● **PROBLEM TO WORK ON**
The listing below should be printed exactly, every line of it. Skip the pictures.
-------- INPUT DATA --------
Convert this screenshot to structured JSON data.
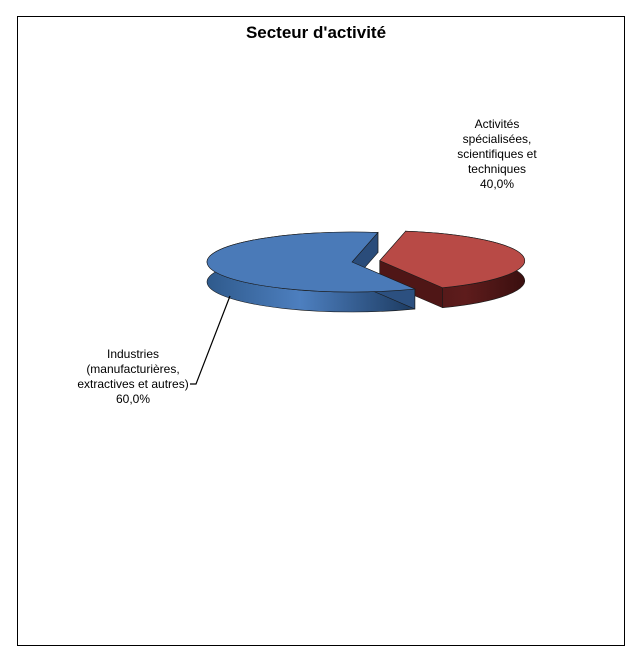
{
  "chart_data": {
    "type": "pie",
    "title": "Secteur d'activité",
    "style": "3d-exploded",
    "slices": [
      {
        "label_lines": [
          "Activités",
          "spécialisées,",
          "scientifiques et",
          "techniques"
        ],
        "value": 40.0,
        "value_label": "40,0%",
        "color": "#b84a46"
      },
      {
        "label_lines": [
          "Industries",
          "(manufacturières,",
          "extractives et autres)"
        ],
        "value": 60.0,
        "value_label": "60,0%",
        "color": "#4a7ab8"
      }
    ]
  }
}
--------
● **TASK RESPONSE**
Convert this screenshot to structured JSON data.
{
  "chart_data": {
    "type": "pie",
    "title": "Secteur d'activité",
    "style": "3d-exploded",
    "slices": [
      {
        "label_lines": [
          "Activités",
          "spécialisées,",
          "scientifiques et",
          "techniques"
        ],
        "value": 40.0,
        "value_label": "40,0%",
        "color": "#b84a46"
      },
      {
        "label_lines": [
          "Industries",
          "(manufacturières,",
          "extractives et autres)"
        ],
        "value": 60.0,
        "value_label": "60,0%",
        "color": "#4a7ab8"
      }
    ]
  }
}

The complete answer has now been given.